* **Given instruction**: Retype exactly the lines below, starting with the line that contains "Output a JSON" and ending with the last line; leave out any pictures.

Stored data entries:
========================================================================
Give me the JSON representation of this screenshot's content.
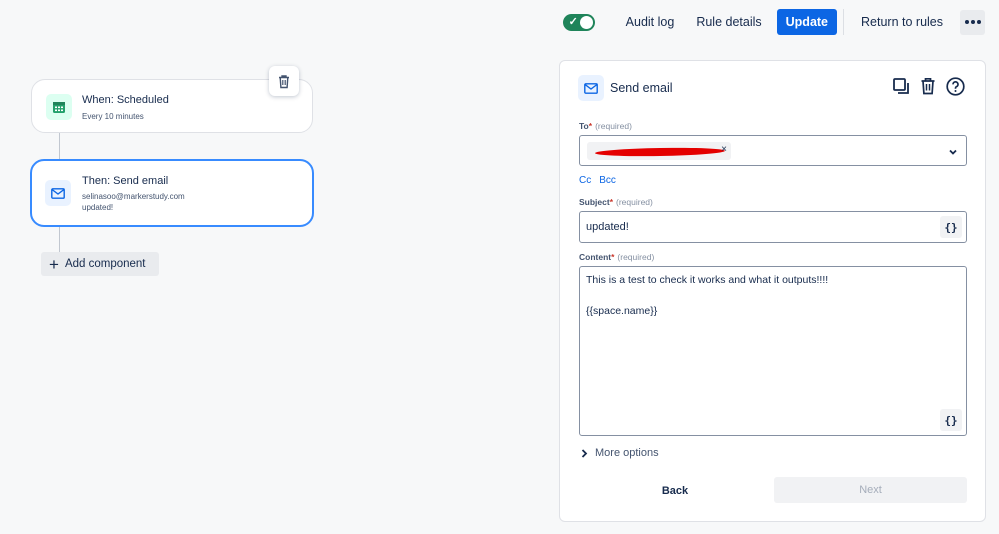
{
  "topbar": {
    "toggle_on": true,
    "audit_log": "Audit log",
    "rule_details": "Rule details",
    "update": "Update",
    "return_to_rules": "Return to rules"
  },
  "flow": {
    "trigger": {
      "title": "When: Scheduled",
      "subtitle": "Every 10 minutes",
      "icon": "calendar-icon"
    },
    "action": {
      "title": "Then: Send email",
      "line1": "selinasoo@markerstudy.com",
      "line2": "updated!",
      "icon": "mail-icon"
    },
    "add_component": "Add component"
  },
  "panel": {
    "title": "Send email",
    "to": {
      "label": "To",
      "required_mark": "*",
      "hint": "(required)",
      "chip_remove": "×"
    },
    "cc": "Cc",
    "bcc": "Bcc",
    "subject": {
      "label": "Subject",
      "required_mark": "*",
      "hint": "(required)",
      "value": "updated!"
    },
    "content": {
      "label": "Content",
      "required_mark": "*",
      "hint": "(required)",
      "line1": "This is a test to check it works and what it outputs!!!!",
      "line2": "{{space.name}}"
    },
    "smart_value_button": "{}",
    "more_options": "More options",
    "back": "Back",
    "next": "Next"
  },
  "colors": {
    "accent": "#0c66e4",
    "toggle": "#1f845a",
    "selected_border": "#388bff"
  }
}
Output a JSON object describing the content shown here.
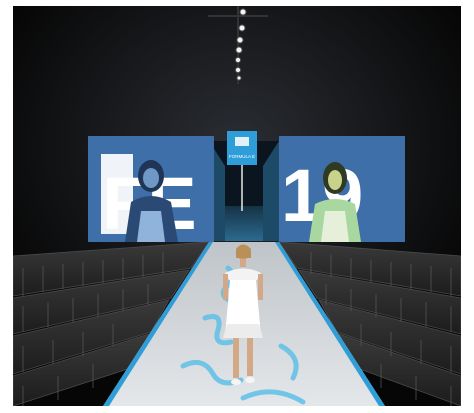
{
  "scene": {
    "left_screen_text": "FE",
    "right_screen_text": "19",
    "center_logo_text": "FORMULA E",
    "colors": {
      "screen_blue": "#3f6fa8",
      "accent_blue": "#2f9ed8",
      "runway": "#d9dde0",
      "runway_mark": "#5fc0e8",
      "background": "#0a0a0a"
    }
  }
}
========================================================================
* **Expected output**:
Output a JSON object describing the content shown here.
{
  "scene": {
    "left_screen_text": "FE",
    "right_screen_text": "19",
    "center_logo_text": "FORMULA E",
    "colors": {
      "screen_blue": "#3f6fa8",
      "accent_blue": "#2f9ed8",
      "runway": "#d9dde0",
      "runway_mark": "#5fc0e8",
      "background": "#0a0a0a"
    }
  }
}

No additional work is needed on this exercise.